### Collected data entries
════
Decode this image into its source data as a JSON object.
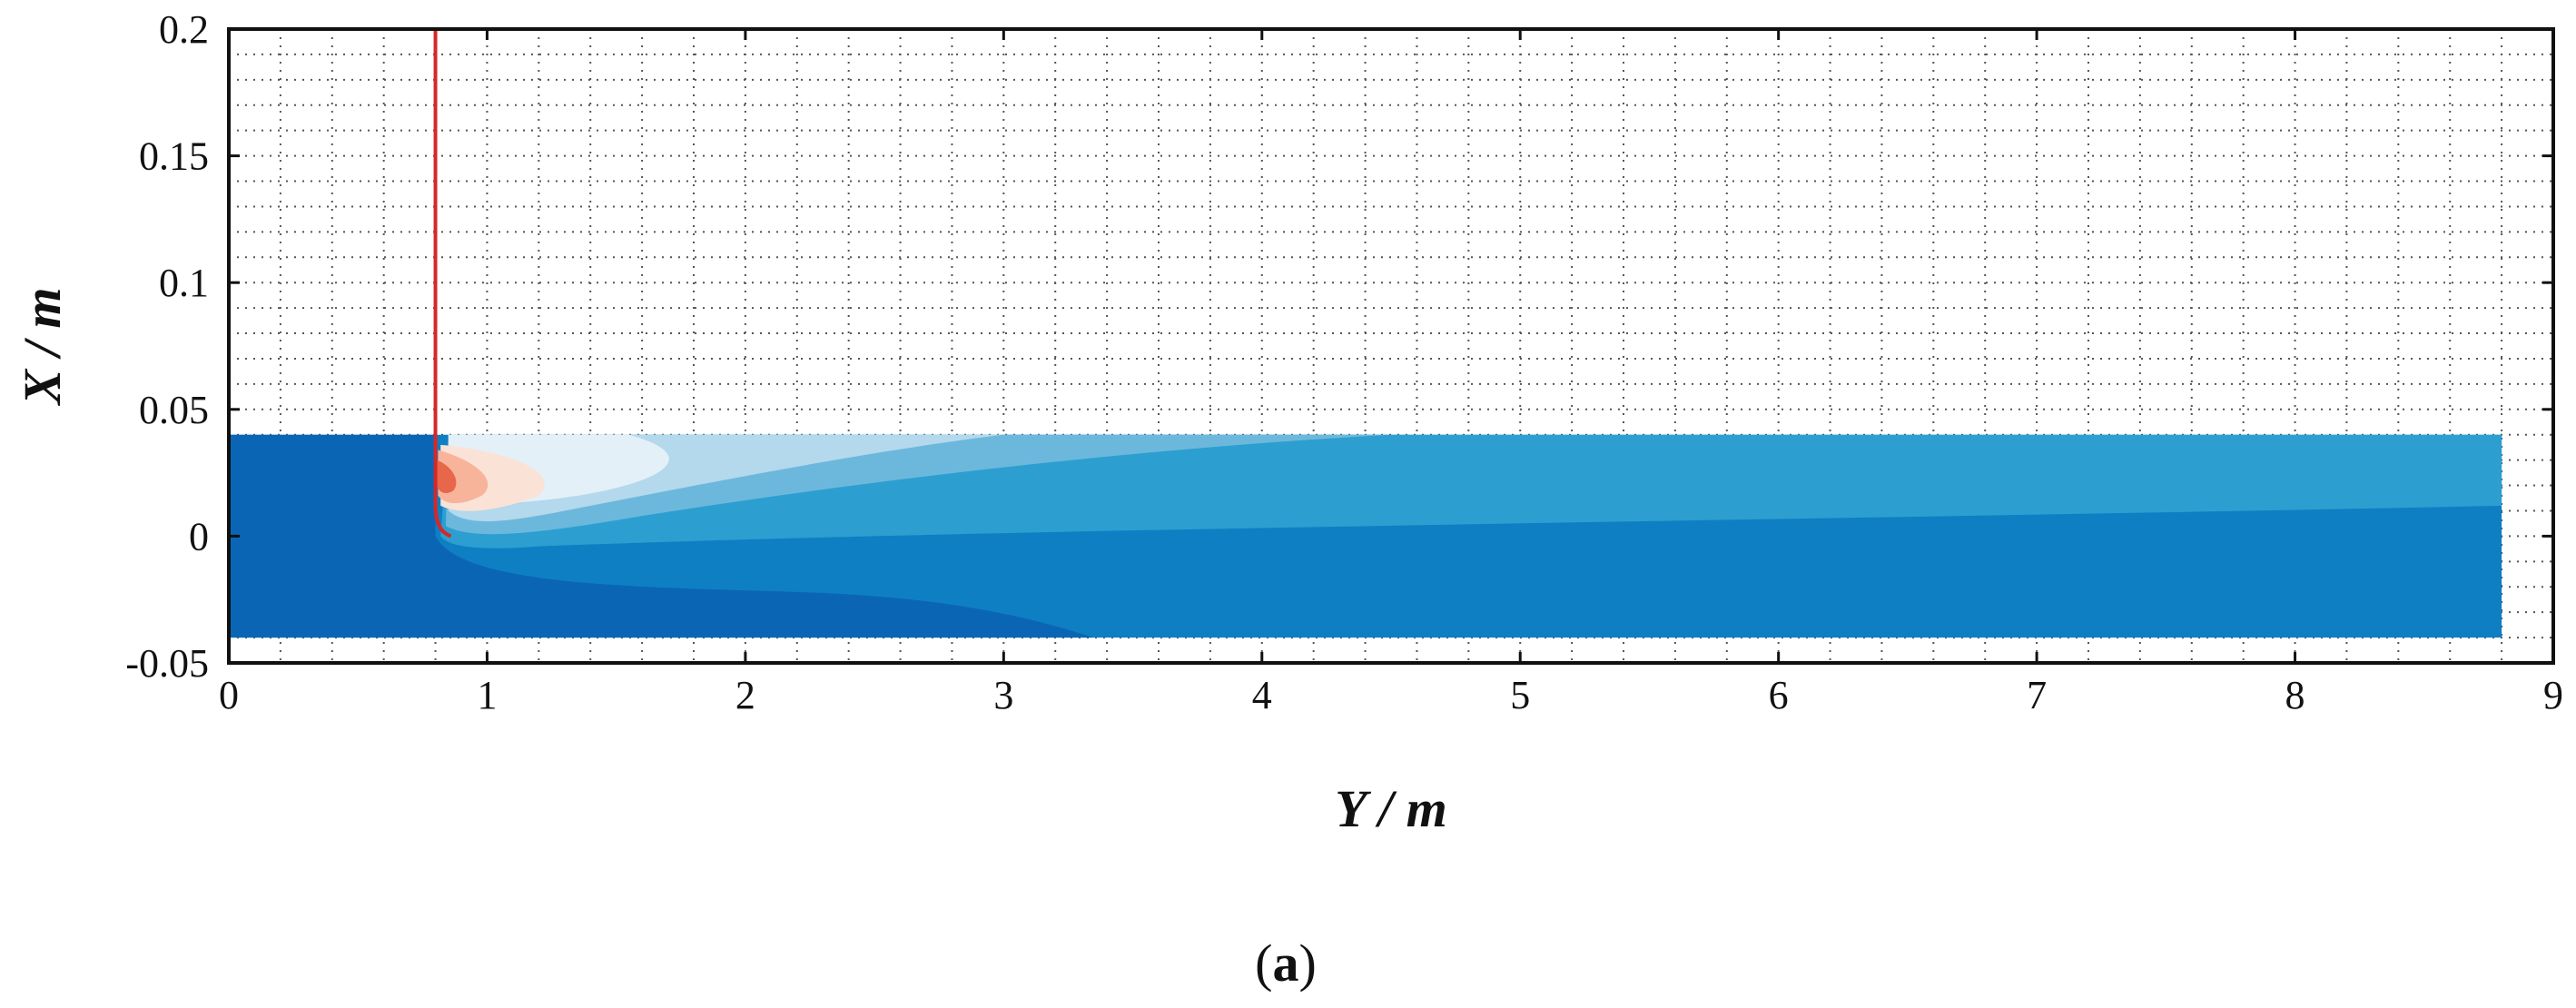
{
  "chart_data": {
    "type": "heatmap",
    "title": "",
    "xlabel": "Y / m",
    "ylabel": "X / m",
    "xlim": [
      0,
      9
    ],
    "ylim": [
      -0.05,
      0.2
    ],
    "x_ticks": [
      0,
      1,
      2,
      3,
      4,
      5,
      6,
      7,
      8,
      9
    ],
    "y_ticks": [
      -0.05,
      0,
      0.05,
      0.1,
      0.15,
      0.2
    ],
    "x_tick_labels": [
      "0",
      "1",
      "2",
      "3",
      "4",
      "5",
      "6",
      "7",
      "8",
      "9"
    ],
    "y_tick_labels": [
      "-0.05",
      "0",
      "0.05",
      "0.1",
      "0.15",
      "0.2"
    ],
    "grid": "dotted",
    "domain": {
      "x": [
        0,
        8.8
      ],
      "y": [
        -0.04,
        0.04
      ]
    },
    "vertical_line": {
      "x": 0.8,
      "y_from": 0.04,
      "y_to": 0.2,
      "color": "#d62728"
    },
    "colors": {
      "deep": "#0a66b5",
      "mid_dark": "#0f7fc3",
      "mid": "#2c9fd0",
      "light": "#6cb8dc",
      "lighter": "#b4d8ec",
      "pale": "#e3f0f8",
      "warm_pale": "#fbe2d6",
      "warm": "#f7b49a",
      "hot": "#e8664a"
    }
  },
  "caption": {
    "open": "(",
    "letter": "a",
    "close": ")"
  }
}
════
### GIVEN REQUEST
Without including any picture, repeat the data exactly.

### SOLUTION FOR THIS PROBLEM
Decode this image into its source data as a JSON object.
{
  "chart_data": {
    "type": "heatmap",
    "title": "",
    "xlabel": "Y / m",
    "ylabel": "X / m",
    "xlim": [
      0,
      9
    ],
    "ylim": [
      -0.05,
      0.2
    ],
    "x_ticks": [
      0,
      1,
      2,
      3,
      4,
      5,
      6,
      7,
      8,
      9
    ],
    "y_ticks": [
      -0.05,
      0,
      0.05,
      0.1,
      0.15,
      0.2
    ],
    "x_tick_labels": [
      "0",
      "1",
      "2",
      "3",
      "4",
      "5",
      "6",
      "7",
      "8",
      "9"
    ],
    "y_tick_labels": [
      "-0.05",
      "0",
      "0.05",
      "0.1",
      "0.15",
      "0.2"
    ],
    "grid": "dotted",
    "domain": {
      "x": [
        0,
        8.8
      ],
      "y": [
        -0.04,
        0.04
      ]
    },
    "vertical_line": {
      "x": 0.8,
      "y_from": 0.04,
      "y_to": 0.2,
      "color": "#d62728"
    },
    "colors": {
      "deep": "#0a66b5",
      "mid_dark": "#0f7fc3",
      "mid": "#2c9fd0",
      "light": "#6cb8dc",
      "lighter": "#b4d8ec",
      "pale": "#e3f0f8",
      "warm_pale": "#fbe2d6",
      "warm": "#f7b49a",
      "hot": "#e8664a"
    }
  },
  "caption": {
    "open": "(",
    "letter": "a",
    "close": ")"
  }
}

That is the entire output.